[A run of records]
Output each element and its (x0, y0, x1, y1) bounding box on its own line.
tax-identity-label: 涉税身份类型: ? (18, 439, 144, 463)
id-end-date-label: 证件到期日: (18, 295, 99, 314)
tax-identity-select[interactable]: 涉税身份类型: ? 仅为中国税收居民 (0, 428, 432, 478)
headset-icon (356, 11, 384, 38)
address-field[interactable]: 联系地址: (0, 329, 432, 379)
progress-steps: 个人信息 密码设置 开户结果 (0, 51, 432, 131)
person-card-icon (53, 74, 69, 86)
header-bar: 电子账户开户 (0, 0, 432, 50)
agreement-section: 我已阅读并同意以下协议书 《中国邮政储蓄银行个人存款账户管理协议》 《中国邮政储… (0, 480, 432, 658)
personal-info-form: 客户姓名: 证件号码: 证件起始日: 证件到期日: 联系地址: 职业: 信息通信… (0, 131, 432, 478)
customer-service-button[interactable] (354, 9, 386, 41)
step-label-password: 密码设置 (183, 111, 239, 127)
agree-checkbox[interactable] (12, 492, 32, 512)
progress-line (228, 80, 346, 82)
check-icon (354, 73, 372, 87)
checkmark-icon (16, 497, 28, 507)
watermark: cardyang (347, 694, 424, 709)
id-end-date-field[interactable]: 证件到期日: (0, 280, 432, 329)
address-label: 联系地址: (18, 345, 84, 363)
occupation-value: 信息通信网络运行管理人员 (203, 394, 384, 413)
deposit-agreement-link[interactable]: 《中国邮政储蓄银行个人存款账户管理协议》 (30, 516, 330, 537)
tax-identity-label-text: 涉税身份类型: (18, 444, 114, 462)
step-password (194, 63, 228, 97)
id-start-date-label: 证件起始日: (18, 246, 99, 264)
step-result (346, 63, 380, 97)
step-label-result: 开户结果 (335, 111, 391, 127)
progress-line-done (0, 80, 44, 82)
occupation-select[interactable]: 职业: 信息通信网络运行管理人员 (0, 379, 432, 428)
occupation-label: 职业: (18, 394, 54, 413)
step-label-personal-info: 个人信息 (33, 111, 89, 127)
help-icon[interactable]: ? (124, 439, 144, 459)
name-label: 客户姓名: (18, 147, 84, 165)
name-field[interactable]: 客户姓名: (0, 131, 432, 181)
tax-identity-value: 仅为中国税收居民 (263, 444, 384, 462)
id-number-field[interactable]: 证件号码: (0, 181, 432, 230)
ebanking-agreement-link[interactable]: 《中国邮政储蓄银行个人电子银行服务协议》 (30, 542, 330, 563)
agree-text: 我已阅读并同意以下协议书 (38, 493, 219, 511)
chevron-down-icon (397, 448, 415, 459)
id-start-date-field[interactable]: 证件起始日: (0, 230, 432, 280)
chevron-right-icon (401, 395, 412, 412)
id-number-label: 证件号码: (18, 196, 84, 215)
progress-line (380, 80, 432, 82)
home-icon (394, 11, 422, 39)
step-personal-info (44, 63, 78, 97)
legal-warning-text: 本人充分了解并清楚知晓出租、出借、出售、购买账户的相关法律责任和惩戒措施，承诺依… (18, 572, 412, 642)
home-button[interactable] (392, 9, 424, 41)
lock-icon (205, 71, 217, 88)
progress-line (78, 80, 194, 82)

▶ What needs to be done:
Edit the data above so that every "interactable" becomes "clickable", with nothing else changed.

▶ Exercise result:
Output each element and its (x0, y0, x1, y1) bounding box on its own line.
tax-identity-label: 涉税身份类型: ? (18, 439, 144, 463)
id-end-date-label: 证件到期日: (18, 295, 99, 314)
tax-identity-select[clickable]: 涉税身份类型: ? 仅为中国税收居民 (0, 428, 432, 478)
headset-icon (356, 11, 384, 38)
address-field[clickable]: 联系地址: (0, 329, 432, 379)
progress-steps: 个人信息 密码设置 开户结果 (0, 51, 432, 131)
person-card-icon (53, 74, 69, 86)
header-bar: 电子账户开户 (0, 0, 432, 50)
agreement-section: 我已阅读并同意以下协议书 《中国邮政储蓄银行个人存款账户管理协议》 《中国邮政储… (0, 480, 432, 658)
personal-info-form: 客户姓名: 证件号码: 证件起始日: 证件到期日: 联系地址: 职业: 信息通信… (0, 131, 432, 478)
customer-service-button[clickable] (354, 9, 386, 41)
step-label-password: 密码设置 (183, 111, 239, 127)
agree-checkbox[clickable] (12, 492, 32, 512)
progress-line (228, 80, 346, 82)
check-icon (354, 73, 372, 87)
checkmark-icon (16, 497, 28, 507)
watermark: cardyang (347, 694, 424, 709)
id-end-date-field[clickable]: 证件到期日: (0, 280, 432, 329)
address-label: 联系地址: (18, 345, 84, 363)
occupation-value: 信息通信网络运行管理人员 (203, 394, 384, 413)
deposit-agreement-link[clickable]: 《中国邮政储蓄银行个人存款账户管理协议》 (30, 516, 330, 537)
tax-identity-label-text: 涉税身份类型: (18, 444, 114, 462)
step-password (194, 63, 228, 97)
id-start-date-label: 证件起始日: (18, 246, 99, 264)
step-result (346, 63, 380, 97)
step-label-result: 开户结果 (335, 111, 391, 127)
progress-line-done (0, 80, 44, 82)
occupation-select[clickable]: 职业: 信息通信网络运行管理人员 (0, 379, 432, 428)
occupation-label: 职业: (18, 394, 54, 413)
step-label-personal-info: 个人信息 (33, 111, 89, 127)
help-icon[clickable]: ? (124, 439, 144, 459)
name-label: 客户姓名: (18, 147, 84, 165)
name-field[clickable]: 客户姓名: (0, 131, 432, 181)
tax-identity-value: 仅为中国税收居民 (263, 444, 384, 462)
id-number-field[clickable]: 证件号码: (0, 181, 432, 230)
ebanking-agreement-link[clickable]: 《中国邮政储蓄银行个人电子银行服务协议》 (30, 542, 330, 563)
agree-text: 我已阅读并同意以下协议书 (38, 493, 219, 511)
chevron-down-icon (397, 448, 415, 459)
id-start-date-field[clickable]: 证件起始日: (0, 230, 432, 280)
chevron-right-icon (401, 395, 412, 412)
id-number-label: 证件号码: (18, 196, 84, 215)
progress-line (380, 80, 432, 82)
home-icon (394, 11, 422, 39)
step-personal-info (44, 63, 78, 97)
legal-warning-text: 本人充分了解并清楚知晓出租、出借、出售、购买账户的相关法律责任和惩戒措施，承诺依… (18, 572, 412, 642)
home-button[clickable] (392, 9, 424, 41)
lock-icon (205, 71, 217, 88)
progress-line (78, 80, 194, 82)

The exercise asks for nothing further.